* [WORK TO BE COMPLETED]: Identify the lines that contain the word "name" and copy each one.

* [RECORDS SUPPLIED]:
»»

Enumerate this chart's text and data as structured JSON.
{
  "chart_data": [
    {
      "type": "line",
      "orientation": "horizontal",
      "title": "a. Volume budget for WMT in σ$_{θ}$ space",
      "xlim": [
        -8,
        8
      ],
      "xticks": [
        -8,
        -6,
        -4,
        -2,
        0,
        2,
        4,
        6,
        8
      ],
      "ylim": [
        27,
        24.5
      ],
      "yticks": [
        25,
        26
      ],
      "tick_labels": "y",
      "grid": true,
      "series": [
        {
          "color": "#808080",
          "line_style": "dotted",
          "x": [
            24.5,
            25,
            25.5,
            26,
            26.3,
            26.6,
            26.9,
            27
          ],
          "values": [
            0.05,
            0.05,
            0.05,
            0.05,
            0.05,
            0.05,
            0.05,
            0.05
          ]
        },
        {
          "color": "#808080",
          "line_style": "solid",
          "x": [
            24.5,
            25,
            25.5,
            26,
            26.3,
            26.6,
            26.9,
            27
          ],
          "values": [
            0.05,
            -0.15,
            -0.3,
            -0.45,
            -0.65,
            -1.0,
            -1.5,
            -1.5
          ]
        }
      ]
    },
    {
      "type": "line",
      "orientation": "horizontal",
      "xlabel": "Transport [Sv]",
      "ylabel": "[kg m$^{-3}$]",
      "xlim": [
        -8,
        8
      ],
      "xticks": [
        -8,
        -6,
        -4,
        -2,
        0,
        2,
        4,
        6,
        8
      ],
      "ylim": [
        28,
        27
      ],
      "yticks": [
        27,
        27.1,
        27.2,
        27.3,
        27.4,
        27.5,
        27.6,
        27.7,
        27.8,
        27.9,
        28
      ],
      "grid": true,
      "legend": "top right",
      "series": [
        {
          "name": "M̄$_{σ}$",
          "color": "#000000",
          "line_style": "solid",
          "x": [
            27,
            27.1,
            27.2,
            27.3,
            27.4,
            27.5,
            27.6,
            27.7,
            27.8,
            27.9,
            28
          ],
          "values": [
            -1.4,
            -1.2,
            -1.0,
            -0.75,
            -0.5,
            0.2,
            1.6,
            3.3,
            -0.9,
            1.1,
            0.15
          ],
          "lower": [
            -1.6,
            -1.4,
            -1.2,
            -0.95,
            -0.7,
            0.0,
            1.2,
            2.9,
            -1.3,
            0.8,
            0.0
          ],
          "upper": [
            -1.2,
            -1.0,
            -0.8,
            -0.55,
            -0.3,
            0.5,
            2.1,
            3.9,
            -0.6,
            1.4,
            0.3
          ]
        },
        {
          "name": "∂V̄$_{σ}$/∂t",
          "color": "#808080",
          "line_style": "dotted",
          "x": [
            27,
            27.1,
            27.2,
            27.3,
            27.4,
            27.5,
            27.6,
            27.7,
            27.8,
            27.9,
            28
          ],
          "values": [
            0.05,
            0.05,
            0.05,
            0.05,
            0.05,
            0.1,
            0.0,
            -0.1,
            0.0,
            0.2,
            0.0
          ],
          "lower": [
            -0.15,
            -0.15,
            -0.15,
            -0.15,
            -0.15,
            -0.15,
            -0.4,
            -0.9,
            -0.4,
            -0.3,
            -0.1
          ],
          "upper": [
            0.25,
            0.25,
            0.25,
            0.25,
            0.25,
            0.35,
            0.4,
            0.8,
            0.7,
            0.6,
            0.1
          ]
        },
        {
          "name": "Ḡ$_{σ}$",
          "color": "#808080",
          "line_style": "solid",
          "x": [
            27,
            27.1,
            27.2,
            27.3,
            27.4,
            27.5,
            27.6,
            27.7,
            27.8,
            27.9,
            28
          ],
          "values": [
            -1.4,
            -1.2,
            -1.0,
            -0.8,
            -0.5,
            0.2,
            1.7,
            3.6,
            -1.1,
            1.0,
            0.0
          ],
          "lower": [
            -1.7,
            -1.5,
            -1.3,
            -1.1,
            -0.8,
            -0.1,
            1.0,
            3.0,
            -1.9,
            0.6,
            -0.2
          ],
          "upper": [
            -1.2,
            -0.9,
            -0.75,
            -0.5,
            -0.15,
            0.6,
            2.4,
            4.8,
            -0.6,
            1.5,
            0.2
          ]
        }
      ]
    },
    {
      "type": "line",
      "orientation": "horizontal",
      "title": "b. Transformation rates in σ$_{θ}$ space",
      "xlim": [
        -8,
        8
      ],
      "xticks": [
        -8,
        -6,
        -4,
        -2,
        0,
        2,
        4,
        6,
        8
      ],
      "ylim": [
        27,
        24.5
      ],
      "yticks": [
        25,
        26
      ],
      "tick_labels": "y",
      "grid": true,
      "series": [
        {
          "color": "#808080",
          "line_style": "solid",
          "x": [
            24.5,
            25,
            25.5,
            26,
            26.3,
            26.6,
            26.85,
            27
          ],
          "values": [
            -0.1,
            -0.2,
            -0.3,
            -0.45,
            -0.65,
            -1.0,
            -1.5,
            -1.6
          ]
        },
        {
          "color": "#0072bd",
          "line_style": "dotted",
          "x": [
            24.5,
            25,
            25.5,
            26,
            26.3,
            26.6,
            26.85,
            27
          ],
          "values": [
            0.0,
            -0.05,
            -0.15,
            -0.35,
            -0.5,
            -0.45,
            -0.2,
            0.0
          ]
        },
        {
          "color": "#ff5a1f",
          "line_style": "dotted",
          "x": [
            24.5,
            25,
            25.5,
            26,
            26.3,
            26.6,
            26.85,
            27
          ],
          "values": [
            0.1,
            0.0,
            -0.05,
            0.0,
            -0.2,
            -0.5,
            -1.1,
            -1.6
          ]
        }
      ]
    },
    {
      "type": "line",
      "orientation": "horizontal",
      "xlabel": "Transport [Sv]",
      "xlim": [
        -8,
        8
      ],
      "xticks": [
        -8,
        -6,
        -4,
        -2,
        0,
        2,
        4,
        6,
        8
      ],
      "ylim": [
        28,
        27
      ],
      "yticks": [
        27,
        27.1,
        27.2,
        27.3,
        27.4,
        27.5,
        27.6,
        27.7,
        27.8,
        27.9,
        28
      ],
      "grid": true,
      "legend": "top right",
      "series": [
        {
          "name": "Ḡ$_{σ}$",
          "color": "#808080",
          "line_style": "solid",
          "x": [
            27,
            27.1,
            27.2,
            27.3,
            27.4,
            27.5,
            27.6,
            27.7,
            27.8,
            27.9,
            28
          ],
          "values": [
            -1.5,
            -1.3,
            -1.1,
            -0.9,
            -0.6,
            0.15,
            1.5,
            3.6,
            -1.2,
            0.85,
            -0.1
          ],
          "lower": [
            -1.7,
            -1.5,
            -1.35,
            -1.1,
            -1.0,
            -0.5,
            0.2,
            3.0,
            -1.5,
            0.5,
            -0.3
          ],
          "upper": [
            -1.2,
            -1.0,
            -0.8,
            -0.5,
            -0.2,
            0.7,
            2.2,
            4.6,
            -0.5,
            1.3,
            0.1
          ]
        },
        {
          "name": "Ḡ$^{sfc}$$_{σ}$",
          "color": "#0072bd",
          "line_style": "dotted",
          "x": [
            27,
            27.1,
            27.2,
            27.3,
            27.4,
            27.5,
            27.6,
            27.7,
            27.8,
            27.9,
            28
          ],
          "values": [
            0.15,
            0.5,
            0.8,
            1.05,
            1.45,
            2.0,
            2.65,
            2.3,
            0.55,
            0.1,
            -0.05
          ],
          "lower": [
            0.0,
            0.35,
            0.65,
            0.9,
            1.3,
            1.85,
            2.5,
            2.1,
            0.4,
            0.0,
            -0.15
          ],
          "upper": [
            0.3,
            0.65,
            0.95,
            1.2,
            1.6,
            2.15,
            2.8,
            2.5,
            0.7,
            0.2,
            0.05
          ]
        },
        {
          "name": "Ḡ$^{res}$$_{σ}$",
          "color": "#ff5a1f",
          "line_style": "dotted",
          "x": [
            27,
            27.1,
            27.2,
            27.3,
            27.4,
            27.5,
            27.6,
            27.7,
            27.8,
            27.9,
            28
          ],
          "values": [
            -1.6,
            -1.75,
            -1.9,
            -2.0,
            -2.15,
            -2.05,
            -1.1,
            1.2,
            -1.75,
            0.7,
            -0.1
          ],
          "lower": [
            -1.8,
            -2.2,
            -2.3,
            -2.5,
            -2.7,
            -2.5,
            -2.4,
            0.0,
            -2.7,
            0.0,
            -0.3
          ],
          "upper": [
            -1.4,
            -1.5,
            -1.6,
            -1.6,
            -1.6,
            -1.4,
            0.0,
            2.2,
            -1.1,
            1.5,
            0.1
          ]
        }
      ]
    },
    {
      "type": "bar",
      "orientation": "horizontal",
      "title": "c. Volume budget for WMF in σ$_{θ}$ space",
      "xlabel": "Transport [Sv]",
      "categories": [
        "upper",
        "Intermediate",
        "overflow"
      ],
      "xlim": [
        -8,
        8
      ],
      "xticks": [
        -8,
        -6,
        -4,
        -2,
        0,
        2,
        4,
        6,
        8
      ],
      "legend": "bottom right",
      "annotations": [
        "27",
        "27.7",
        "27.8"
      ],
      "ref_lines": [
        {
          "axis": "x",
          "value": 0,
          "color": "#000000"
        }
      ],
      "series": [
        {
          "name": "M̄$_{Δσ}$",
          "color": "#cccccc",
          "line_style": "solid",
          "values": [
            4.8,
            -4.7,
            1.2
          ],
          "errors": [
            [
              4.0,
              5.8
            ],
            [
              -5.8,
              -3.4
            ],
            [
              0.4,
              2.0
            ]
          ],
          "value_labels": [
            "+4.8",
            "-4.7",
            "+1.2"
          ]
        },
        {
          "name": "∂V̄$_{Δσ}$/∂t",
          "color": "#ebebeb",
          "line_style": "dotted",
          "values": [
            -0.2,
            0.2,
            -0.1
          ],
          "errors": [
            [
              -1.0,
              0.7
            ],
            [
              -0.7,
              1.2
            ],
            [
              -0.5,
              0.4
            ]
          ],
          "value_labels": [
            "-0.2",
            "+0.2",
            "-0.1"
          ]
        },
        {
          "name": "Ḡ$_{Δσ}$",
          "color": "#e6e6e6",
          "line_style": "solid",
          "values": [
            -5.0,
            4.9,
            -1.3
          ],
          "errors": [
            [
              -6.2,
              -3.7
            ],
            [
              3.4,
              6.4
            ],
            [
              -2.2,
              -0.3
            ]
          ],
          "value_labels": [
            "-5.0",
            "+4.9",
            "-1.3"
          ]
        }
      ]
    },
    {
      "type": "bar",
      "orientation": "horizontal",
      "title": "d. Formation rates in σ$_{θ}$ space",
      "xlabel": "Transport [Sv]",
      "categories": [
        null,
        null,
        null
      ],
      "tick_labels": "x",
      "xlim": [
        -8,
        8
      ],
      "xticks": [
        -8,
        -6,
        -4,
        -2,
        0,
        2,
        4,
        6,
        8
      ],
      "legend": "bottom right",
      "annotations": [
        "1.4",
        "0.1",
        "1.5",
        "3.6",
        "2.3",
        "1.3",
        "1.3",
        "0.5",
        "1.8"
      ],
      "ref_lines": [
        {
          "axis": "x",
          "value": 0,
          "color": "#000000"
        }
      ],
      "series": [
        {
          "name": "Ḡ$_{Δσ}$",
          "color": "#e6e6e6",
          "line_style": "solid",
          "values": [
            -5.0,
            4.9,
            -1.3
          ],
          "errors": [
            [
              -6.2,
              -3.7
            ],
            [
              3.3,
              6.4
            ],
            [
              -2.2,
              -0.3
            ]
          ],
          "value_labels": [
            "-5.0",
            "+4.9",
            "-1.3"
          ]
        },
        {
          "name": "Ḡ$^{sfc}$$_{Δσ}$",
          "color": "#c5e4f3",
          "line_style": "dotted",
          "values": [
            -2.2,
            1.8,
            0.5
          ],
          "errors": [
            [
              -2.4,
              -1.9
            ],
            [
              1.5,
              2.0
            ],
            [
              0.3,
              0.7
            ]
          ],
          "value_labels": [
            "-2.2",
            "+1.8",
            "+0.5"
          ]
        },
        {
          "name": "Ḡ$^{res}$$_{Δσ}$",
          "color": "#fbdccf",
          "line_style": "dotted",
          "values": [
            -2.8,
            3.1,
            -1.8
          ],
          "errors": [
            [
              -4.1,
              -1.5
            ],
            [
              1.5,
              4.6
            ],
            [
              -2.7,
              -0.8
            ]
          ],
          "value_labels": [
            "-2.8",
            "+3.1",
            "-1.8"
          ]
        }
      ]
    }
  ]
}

««

* [SOLVED EXERCISE]:
          "name": "M̄$_{σ}$",
          "name": "∂V̄$_{σ}$/∂t",
          "name": "Ḡ$_{σ}$",
          "name": "Ḡ$_{σ}$",
          "name": "Ḡ$^{sfc}$$_{σ}$",
          "name": "Ḡ$^{res}$$_{σ}$",
          "name": "M̄$_{Δσ}$",
          "name": "∂V̄$_{Δσ}$/∂t",
          "name": "Ḡ$_{Δσ}$",
          "name": "Ḡ$_{Δσ}$",
          "name": "Ḡ$^{sfc}$$_{Δσ}$",
          "name": "Ḡ$^{res}$$_{Δσ}$",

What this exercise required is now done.